'''

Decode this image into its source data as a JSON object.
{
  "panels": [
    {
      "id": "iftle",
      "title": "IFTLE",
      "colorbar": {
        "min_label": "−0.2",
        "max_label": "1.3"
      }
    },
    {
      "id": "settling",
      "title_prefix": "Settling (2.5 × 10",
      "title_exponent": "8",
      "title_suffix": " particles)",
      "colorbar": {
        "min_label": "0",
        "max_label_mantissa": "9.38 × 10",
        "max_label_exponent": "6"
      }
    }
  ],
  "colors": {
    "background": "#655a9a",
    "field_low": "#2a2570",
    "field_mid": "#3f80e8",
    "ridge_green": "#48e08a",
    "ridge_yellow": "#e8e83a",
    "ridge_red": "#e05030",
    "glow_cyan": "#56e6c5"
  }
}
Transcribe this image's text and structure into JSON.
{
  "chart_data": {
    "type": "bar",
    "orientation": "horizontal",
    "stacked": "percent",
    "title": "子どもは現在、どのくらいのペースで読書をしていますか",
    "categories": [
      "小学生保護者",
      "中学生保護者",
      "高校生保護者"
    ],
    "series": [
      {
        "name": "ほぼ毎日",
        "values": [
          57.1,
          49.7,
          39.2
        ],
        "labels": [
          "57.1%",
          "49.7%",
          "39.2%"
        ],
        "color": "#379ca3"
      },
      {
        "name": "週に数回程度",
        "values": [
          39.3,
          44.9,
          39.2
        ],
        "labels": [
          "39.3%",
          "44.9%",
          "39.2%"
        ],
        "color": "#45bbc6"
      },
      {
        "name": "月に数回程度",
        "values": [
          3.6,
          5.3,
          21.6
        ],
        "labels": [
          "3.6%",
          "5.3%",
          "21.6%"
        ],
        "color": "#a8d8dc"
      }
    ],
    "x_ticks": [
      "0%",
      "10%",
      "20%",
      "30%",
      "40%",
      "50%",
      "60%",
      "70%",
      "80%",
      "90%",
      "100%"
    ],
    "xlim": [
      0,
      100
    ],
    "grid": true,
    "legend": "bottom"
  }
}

'''

STATED GOAL — Make an exact copy of the material above.

EXERCISE RESULT —
Decode this image into its source data as a JSON object.
{
  "panels": [
    {
      "id": "iftle",
      "title": "IFTLE",
      "colorbar": {
        "min_label": "−0.2",
        "max_label": "1.3"
      }
    },
    {
      "id": "settling",
      "title_prefix": "Settling (2.5 × 10",
      "title_exponent": "8",
      "title_suffix": " particles)",
      "colorbar": {
        "min_label": "0",
        "max_label_mantissa": "9.38 × 10",
        "max_label_exponent": "6"
      }
    }
  ],
  "colors": {
    "background": "#655a9a",
    "field_low": "#2a2570",
    "field_mid": "#3f80e8",
    "ridge_green": "#48e08a",
    "ridge_yellow": "#e8e83a",
    "ridge_red": "#e05030",
    "glow_cyan": "#56e6c5"
  }
}
Transcribe this image's text and structure into JSON.
{
  "chart_data": {
    "type": "bar",
    "orientation": "horizontal",
    "stacked": "percent",
    "title": "子どもは現在、どのくらいのペースで読書をしていますか",
    "categories": [
      "小学生保護者",
      "中学生保護者",
      "高校生保護者"
    ],
    "series": [
      {
        "name": "ほぼ毎日",
        "values": [
          57.1,
          49.7,
          39.2
        ],
        "labels": [
          "57.1%",
          "49.7%",
          "39.2%"
        ],
        "color": "#379ca3"
      },
      {
        "name": "週に数回程度",
        "values": [
          39.3,
          44.9,
          39.2
        ],
        "labels": [
          "39.3%",
          "44.9%",
          "39.2%"
        ],
        "color": "#45bbc6"
      },
      {
        "name": "月に数回程度",
        "values": [
          3.6,
          5.3,
          21.6
        ],
        "labels": [
          "3.6%",
          "5.3%",
          "21.6%"
        ],
        "color": "#a8d8dc"
      }
    ],
    "x_ticks": [
      "0%",
      "10%",
      "20%",
      "30%",
      "40%",
      "50%",
      "60%",
      "70%",
      "80%",
      "90%",
      "100%"
    ],
    "xlim": [
      0,
      100
    ],
    "grid": true,
    "legend": "bottom"
  }
}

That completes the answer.